__Goal__:
Return the entries verbatim and drop every picture.

====== Extracted material

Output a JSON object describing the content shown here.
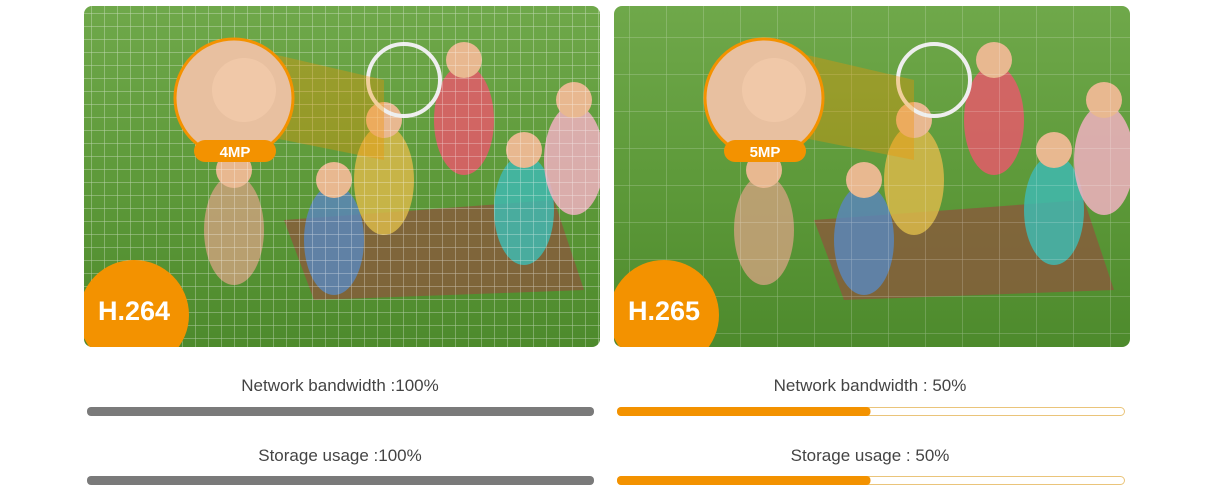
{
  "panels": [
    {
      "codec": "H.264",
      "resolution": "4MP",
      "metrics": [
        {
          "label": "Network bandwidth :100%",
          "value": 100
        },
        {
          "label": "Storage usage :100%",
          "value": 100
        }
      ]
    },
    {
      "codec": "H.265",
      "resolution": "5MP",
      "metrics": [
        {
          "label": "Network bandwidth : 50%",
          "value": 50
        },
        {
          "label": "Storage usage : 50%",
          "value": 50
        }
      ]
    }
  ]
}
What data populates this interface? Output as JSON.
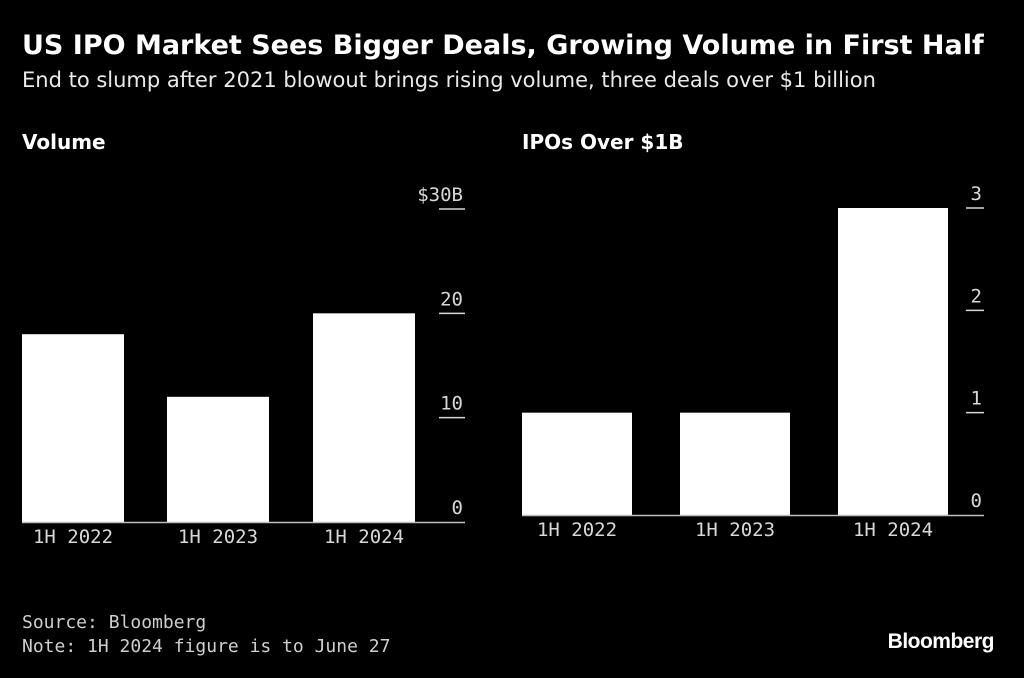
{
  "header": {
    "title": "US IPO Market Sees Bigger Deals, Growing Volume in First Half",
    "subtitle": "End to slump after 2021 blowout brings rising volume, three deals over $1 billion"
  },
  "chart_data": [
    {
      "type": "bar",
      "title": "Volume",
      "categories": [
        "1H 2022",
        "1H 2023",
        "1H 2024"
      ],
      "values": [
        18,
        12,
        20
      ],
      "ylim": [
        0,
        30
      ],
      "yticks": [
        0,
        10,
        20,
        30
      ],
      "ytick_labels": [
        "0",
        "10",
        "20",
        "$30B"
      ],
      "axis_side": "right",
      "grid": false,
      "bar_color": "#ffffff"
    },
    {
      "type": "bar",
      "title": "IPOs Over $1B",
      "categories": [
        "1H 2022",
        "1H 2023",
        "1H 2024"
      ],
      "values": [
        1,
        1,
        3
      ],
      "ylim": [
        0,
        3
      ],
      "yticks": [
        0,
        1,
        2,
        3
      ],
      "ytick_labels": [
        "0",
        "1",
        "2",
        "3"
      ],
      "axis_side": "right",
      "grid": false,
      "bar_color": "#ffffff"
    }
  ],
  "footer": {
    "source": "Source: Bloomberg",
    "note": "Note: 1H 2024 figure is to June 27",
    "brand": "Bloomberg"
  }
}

============

__Answer for this exercise__:
Output a JSON object describing the content shown here.
{
  "panels": [
    {
      "codec": "H.264",
      "resolution": "4MP",
      "metrics": [
        {
          "label": "Network bandwidth :100%",
          "value": 100
        },
        {
          "label": "Storage usage :100%",
          "value": 100
        }
      ]
    },
    {
      "codec": "H.265",
      "resolution": "5MP",
      "metrics": [
        {
          "label": "Network bandwidth : 50%",
          "value": 50
        },
        {
          "label": "Storage usage : 50%",
          "value": 50
        }
      ]
    }
  ]
}
What data populates this interface? Output as JSON.
{
  "header": {
    "title": "US IPO Market Sees Bigger Deals, Growing Volume in First Half",
    "subtitle": "End to slump after 2021 blowout brings rising volume, three deals over $1 billion"
  },
  "chart_data": [
    {
      "type": "bar",
      "title": "Volume",
      "categories": [
        "1H 2022",
        "1H 2023",
        "1H 2024"
      ],
      "values": [
        18,
        12,
        20
      ],
      "ylim": [
        0,
        30
      ],
      "yticks": [
        0,
        10,
        20,
        30
      ],
      "ytick_labels": [
        "0",
        "10",
        "20",
        "$30B"
      ],
      "axis_side": "right",
      "grid": false,
      "bar_color": "#ffffff"
    },
    {
      "type": "bar",
      "title": "IPOs Over $1B",
      "categories": [
        "1H 2022",
        "1H 2023",
        "1H 2024"
      ],
      "values": [
        1,
        1,
        3
      ],
      "ylim": [
        0,
        3
      ],
      "yticks": [
        0,
        1,
        2,
        3
      ],
      "ytick_labels": [
        "0",
        "1",
        "2",
        "3"
      ],
      "axis_side": "right",
      "grid": false,
      "bar_color": "#ffffff"
    }
  ],
  "footer": {
    "source": "Source: Bloomberg",
    "note": "Note: 1H 2024 figure is to June 27",
    "brand": "Bloomberg"
  }
}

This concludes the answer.